• _The input_:
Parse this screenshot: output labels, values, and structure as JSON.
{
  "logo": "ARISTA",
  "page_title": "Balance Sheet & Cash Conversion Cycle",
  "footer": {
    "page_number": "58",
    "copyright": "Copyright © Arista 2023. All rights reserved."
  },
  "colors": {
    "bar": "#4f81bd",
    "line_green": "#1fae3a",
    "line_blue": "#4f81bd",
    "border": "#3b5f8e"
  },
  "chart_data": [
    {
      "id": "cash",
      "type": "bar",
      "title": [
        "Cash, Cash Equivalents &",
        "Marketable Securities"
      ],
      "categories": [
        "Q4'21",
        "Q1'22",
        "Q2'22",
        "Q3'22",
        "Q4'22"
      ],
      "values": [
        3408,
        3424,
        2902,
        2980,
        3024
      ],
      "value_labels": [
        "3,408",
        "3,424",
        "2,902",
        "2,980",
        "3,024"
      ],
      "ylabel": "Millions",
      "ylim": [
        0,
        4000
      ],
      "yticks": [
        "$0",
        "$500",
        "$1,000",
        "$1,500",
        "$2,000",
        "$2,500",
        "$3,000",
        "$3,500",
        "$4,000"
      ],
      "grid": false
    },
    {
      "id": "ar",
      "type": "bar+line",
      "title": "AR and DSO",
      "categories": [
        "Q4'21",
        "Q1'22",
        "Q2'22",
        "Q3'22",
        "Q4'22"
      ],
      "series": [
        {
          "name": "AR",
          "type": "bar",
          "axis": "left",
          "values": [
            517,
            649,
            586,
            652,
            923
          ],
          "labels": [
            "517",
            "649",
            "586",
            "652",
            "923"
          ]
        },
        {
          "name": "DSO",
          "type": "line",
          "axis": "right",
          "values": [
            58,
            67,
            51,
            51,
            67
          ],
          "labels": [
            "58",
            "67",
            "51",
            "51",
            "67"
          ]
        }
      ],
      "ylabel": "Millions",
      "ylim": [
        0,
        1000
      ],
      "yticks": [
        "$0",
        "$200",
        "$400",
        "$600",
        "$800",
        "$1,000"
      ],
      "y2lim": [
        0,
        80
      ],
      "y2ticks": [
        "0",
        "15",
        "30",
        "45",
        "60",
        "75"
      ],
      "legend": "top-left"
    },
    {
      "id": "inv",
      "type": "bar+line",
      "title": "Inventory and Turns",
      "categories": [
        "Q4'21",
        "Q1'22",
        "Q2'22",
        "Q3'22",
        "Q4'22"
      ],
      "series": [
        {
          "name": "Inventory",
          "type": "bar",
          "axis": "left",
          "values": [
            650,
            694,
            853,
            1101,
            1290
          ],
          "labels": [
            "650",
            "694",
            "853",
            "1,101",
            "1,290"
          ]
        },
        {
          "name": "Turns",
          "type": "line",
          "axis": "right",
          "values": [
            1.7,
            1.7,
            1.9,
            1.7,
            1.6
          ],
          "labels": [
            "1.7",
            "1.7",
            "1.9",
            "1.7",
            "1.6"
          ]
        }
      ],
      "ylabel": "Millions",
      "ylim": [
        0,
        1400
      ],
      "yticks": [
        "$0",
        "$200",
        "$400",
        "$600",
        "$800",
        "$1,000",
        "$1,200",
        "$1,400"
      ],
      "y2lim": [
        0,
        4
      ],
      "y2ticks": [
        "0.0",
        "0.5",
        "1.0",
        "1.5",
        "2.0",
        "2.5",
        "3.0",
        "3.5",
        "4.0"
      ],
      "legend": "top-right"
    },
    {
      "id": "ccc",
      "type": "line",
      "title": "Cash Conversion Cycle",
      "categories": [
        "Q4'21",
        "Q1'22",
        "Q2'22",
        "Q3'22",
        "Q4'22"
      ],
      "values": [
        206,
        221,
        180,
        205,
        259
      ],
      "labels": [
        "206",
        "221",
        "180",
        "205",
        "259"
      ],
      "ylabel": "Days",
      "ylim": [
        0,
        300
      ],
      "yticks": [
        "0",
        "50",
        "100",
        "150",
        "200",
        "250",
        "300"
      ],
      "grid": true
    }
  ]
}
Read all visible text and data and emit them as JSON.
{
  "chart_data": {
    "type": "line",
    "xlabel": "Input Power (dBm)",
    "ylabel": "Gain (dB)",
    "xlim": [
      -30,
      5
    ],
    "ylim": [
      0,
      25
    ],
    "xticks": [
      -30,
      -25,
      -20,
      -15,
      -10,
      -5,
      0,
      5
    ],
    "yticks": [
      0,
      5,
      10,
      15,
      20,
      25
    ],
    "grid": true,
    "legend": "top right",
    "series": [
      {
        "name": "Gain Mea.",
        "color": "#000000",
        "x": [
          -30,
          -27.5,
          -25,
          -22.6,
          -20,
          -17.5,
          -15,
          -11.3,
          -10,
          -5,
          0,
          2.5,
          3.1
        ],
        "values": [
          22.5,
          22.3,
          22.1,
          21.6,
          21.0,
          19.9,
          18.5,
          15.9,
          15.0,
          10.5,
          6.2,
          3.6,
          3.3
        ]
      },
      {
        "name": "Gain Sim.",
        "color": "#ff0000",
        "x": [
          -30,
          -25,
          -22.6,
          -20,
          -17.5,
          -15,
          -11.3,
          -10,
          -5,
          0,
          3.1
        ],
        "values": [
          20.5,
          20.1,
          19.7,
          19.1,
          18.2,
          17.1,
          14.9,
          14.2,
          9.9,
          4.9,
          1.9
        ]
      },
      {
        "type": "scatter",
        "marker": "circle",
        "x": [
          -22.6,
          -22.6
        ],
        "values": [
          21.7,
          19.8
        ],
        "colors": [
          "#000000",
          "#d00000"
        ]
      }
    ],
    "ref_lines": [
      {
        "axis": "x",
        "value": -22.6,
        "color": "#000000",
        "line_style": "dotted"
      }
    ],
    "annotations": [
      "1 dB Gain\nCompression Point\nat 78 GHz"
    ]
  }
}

• _Your goal_: Each line above that holds the string "type" should be copied and shown.

• _Output for this exercise_:
      "type": "bar",
      "type": "bar+line",
          "type": "bar",
          "type": "line",
      "type": "bar+line",
          "type": "bar",
          "type": "line",
      "type": "line",
    "type": "line",
        "type": "scatter",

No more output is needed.